BEGIN Given information

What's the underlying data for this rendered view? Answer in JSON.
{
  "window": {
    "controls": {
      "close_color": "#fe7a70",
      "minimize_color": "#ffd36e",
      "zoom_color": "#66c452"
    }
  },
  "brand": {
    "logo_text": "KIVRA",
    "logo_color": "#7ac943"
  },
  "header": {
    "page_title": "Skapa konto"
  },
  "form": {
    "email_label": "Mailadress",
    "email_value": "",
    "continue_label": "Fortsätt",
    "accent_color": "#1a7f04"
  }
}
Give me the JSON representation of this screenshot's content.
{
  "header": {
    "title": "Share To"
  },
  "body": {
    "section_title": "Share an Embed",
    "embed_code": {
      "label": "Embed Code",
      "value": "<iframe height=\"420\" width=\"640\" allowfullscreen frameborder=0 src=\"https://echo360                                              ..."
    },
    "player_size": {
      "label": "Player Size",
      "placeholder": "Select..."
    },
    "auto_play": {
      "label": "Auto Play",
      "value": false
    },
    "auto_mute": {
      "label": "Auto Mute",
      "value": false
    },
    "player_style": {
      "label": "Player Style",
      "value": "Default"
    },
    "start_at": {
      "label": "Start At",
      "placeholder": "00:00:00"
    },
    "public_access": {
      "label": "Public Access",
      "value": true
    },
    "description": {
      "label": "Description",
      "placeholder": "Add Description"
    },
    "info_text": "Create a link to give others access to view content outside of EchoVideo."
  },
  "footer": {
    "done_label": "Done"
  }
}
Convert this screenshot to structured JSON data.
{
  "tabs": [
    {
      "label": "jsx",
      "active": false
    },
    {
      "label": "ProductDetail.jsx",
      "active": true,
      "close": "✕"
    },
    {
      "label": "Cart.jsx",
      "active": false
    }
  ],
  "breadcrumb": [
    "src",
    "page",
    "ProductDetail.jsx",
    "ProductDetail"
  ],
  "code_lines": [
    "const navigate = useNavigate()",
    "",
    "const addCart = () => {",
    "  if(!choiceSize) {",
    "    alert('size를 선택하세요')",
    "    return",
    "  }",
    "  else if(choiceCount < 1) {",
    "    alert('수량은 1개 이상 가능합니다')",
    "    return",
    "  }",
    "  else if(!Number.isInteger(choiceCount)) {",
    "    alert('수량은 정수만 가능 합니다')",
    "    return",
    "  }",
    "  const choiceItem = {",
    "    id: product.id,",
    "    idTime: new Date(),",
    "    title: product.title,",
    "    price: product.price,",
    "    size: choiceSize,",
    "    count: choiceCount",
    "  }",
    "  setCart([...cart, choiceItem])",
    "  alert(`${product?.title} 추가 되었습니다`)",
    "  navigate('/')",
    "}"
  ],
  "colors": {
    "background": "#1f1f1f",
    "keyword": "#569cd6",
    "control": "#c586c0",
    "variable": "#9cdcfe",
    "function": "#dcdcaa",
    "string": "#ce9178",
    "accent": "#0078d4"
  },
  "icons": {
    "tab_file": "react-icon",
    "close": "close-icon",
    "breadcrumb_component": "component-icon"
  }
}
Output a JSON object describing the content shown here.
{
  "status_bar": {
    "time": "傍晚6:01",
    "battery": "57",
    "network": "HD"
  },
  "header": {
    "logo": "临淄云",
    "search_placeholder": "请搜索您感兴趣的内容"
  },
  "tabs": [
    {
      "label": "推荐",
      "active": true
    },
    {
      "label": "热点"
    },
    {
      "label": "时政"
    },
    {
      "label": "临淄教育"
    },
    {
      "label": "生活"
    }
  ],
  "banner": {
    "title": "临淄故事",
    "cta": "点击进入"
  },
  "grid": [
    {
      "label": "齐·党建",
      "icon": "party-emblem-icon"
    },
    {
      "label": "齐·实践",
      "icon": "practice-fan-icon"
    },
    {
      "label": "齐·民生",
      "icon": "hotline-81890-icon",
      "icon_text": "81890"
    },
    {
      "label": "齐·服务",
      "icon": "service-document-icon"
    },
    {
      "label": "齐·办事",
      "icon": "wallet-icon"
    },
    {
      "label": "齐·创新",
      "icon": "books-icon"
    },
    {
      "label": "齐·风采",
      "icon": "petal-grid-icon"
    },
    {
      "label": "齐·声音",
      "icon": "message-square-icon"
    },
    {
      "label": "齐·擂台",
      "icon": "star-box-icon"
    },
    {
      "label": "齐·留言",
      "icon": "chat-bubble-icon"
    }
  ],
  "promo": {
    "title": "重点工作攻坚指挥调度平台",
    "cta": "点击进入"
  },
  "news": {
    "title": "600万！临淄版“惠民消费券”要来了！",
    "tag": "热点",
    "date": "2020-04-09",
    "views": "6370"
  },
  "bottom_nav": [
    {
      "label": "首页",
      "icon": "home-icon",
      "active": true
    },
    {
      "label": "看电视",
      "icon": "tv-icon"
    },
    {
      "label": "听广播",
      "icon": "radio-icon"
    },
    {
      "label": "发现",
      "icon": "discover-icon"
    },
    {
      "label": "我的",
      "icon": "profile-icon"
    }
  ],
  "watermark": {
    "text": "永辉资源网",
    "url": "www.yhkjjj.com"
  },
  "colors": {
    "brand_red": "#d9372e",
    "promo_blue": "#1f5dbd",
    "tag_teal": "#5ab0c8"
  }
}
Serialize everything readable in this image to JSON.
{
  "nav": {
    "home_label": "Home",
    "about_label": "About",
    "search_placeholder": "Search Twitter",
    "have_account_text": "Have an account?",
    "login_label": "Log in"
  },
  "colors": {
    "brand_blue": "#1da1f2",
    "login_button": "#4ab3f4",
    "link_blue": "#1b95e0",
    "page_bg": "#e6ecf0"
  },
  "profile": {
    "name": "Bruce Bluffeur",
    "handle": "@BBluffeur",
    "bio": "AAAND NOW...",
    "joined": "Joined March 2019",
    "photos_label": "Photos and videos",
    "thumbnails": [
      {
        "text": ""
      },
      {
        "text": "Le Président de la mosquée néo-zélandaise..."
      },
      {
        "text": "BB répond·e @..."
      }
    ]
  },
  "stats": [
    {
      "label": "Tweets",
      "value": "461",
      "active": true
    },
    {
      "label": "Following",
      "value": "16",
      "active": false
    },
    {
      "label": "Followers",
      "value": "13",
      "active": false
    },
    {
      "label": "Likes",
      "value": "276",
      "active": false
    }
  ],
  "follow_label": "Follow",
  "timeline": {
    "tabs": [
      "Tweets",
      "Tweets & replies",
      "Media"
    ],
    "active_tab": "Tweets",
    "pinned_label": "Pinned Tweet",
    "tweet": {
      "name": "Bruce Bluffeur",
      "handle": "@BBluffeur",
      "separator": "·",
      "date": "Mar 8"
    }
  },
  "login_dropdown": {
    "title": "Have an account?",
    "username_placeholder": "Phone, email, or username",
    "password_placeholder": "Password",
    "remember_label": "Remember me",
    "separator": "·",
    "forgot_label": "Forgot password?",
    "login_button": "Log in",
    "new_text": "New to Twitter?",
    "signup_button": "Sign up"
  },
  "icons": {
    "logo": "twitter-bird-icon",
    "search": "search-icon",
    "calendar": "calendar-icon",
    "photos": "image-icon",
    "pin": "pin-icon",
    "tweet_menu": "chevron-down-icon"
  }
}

END Given information

(Goal) Transcribe each entry exactly.

(Completed task)
What's the underlying data for this rendered view? Answer in JSON.
{
  "window": {
    "controls": {
      "close_color": "#fe7a70",
      "minimize_color": "#ffd36e",
      "zoom_color": "#66c452"
    }
  },
  "brand": {
    "logo_text": "KIVRA",
    "logo_color": "#7ac943"
  },
  "header": {
    "page_title": "Skapa konto"
  },
  "form": {
    "email_label": "Mailadress",
    "email_value": "",
    "continue_label": "Fortsätt",
    "accent_color": "#1a7f04"
  }
}
Give me the JSON representation of this screenshot's content.
{
  "header": {
    "title": "Share To"
  },
  "body": {
    "section_title": "Share an Embed",
    "embed_code": {
      "label": "Embed Code",
      "value": "<iframe height=\"420\" width=\"640\" allowfullscreen frameborder=0 src=\"https://echo360                                              ..."
    },
    "player_size": {
      "label": "Player Size",
      "placeholder": "Select..."
    },
    "auto_play": {
      "label": "Auto Play",
      "value": false
    },
    "auto_mute": {
      "label": "Auto Mute",
      "value": false
    },
    "player_style": {
      "label": "Player Style",
      "value": "Default"
    },
    "start_at": {
      "label": "Start At",
      "placeholder": "00:00:00"
    },
    "public_access": {
      "label": "Public Access",
      "value": true
    },
    "description": {
      "label": "Description",
      "placeholder": "Add Description"
    },
    "info_text": "Create a link to give others access to view content outside of EchoVideo."
  },
  "footer": {
    "done_label": "Done"
  }
}
Convert this screenshot to structured JSON data.
{
  "tabs": [
    {
      "label": "jsx",
      "active": false
    },
    {
      "label": "ProductDetail.jsx",
      "active": true,
      "close": "✕"
    },
    {
      "label": "Cart.jsx",
      "active": false
    }
  ],
  "breadcrumb": [
    "src",
    "page",
    "ProductDetail.jsx",
    "ProductDetail"
  ],
  "code_lines": [
    "const navigate = useNavigate()",
    "",
    "const addCart = () => {",
    "  if(!choiceSize) {",
    "    alert('size를 선택하세요')",
    "    return",
    "  }",
    "  else if(choiceCount < 1) {",
    "    alert('수량은 1개 이상 가능합니다')",
    "    return",
    "  }",
    "  else if(!Number.isInteger(choiceCount)) {",
    "    alert('수량은 정수만 가능 합니다')",
    "    return",
    "  }",
    "  const choiceItem = {",
    "    id: product.id,",
    "    idTime: new Date(),",
    "    title: product.title,",
    "    price: product.price,",
    "    size: choiceSize,",
    "    count: choiceCount",
    "  }",
    "  setCart([...cart, choiceItem])",
    "  alert(`${product?.title} 추가 되었습니다`)",
    "  navigate('/')",
    "}"
  ],
  "colors": {
    "background": "#1f1f1f",
    "keyword": "#569cd6",
    "control": "#c586c0",
    "variable": "#9cdcfe",
    "function": "#dcdcaa",
    "string": "#ce9178",
    "accent": "#0078d4"
  },
  "icons": {
    "tab_file": "react-icon",
    "close": "close-icon",
    "breadcrumb_component": "component-icon"
  }
}
Output a JSON object describing the content shown here.
{
  "status_bar": {
    "time": "傍晚6:01",
    "battery": "57",
    "network": "HD"
  },
  "header": {
    "logo": "临淄云",
    "search_placeholder": "请搜索您感兴趣的内容"
  },
  "tabs": [
    {
      "label": "推荐",
      "active": true
    },
    {
      "label": "热点"
    },
    {
      "label": "时政"
    },
    {
      "label": "临淄教育"
    },
    {
      "label": "生活"
    }
  ],
  "banner": {
    "title": "临淄故事",
    "cta": "点击进入"
  },
  "grid": [
    {
      "label": "齐·党建",
      "icon": "party-emblem-icon"
    },
    {
      "label": "齐·实践",
      "icon": "practice-fan-icon"
    },
    {
      "label": "齐·民生",
      "icon": "hotline-81890-icon",
      "icon_text": "81890"
    },
    {
      "label": "齐·服务",
      "icon": "service-document-icon"
    },
    {
      "label": "齐·办事",
      "icon": "wallet-icon"
    },
    {
      "label": "齐·创新",
      "icon": "books-icon"
    },
    {
      "label": "齐·风采",
      "icon": "petal-grid-icon"
    },
    {
      "label": "齐·声音",
      "icon": "message-square-icon"
    },
    {
      "label": "齐·擂台",
      "icon": "star-box-icon"
    },
    {
      "label": "齐·留言",
      "icon": "chat-bubble-icon"
    }
  ],
  "promo": {
    "title": "重点工作攻坚指挥调度平台",
    "cta": "点击进入"
  },
  "news": {
    "title": "600万！临淄版“惠民消费券”要来了！",
    "tag": "热点",
    "date": "2020-04-09",
    "views": "6370"
  },
  "bottom_nav": [
    {
      "label": "首页",
      "icon": "home-icon",
      "active": true
    },
    {
      "label": "看电视",
      "icon": "tv-icon"
    },
    {
      "label": "听广播",
      "icon": "radio-icon"
    },
    {
      "label": "发现",
      "icon": "discover-icon"
    },
    {
      "label": "我的",
      "icon": "profile-icon"
    }
  ],
  "watermark": {
    "text": "永辉资源网",
    "url": "www.yhkjjj.com"
  },
  "colors": {
    "brand_red": "#d9372e",
    "promo_blue": "#1f5dbd",
    "tag_teal": "#5ab0c8"
  }
}
Serialize everything readable in this image to JSON.
{
  "nav": {
    "home_label": "Home",
    "about_label": "About",
    "search_placeholder": "Search Twitter",
    "have_account_text": "Have an account?",
    "login_label": "Log in"
  },
  "colors": {
    "brand_blue": "#1da1f2",
    "login_button": "#4ab3f4",
    "link_blue": "#1b95e0",
    "page_bg": "#e6ecf0"
  },
  "profile": {
    "name": "Bruce Bluffeur",
    "handle": "@BBluffeur",
    "bio": "AAAND NOW...",
    "joined": "Joined March 2019",
    "photos_label": "Photos and videos",
    "thumbnails": [
      {
        "text": ""
      },
      {
        "text": "Le Président de la mosquée néo-zélandaise..."
      },
      {
        "text": "BB répond·e @..."
      }
    ]
  },
  "stats": [
    {
      "label": "Tweets",
      "value": "461",
      "active": true
    },
    {
      "label": "Following",
      "value": "16",
      "active": false
    },
    {
      "label": "Followers",
      "value": "13",
      "active": false
    },
    {
      "label": "Likes",
      "value": "276",
      "active": false
    }
  ],
  "follow_label": "Follow",
  "timeline": {
    "tabs": [
      "Tweets",
      "Tweets & replies",
      "Media"
    ],
    "active_tab": "Tweets",
    "pinned_label": "Pinned Tweet",
    "tweet": {
      "name": "Bruce Bluffeur",
      "handle": "@BBluffeur",
      "separator": "·",
      "date": "Mar 8"
    }
  },
  "login_dropdown": {
    "title": "Have an account?",
    "username_placeholder": "Phone, email, or username",
    "password_placeholder": "Password",
    "remember_label": "Remember me",
    "separator": "·",
    "forgot_label": "Forgot password?",
    "login_button": "Log in",
    "new_text": "New to Twitter?",
    "signup_button": "Sign up"
  },
  "icons": {
    "logo": "twitter-bird-icon",
    "search": "search-icon",
    "calendar": "calendar-icon",
    "photos": "image-icon",
    "pin": "pin-icon",
    "tweet_menu": "chevron-down-icon"
  }
}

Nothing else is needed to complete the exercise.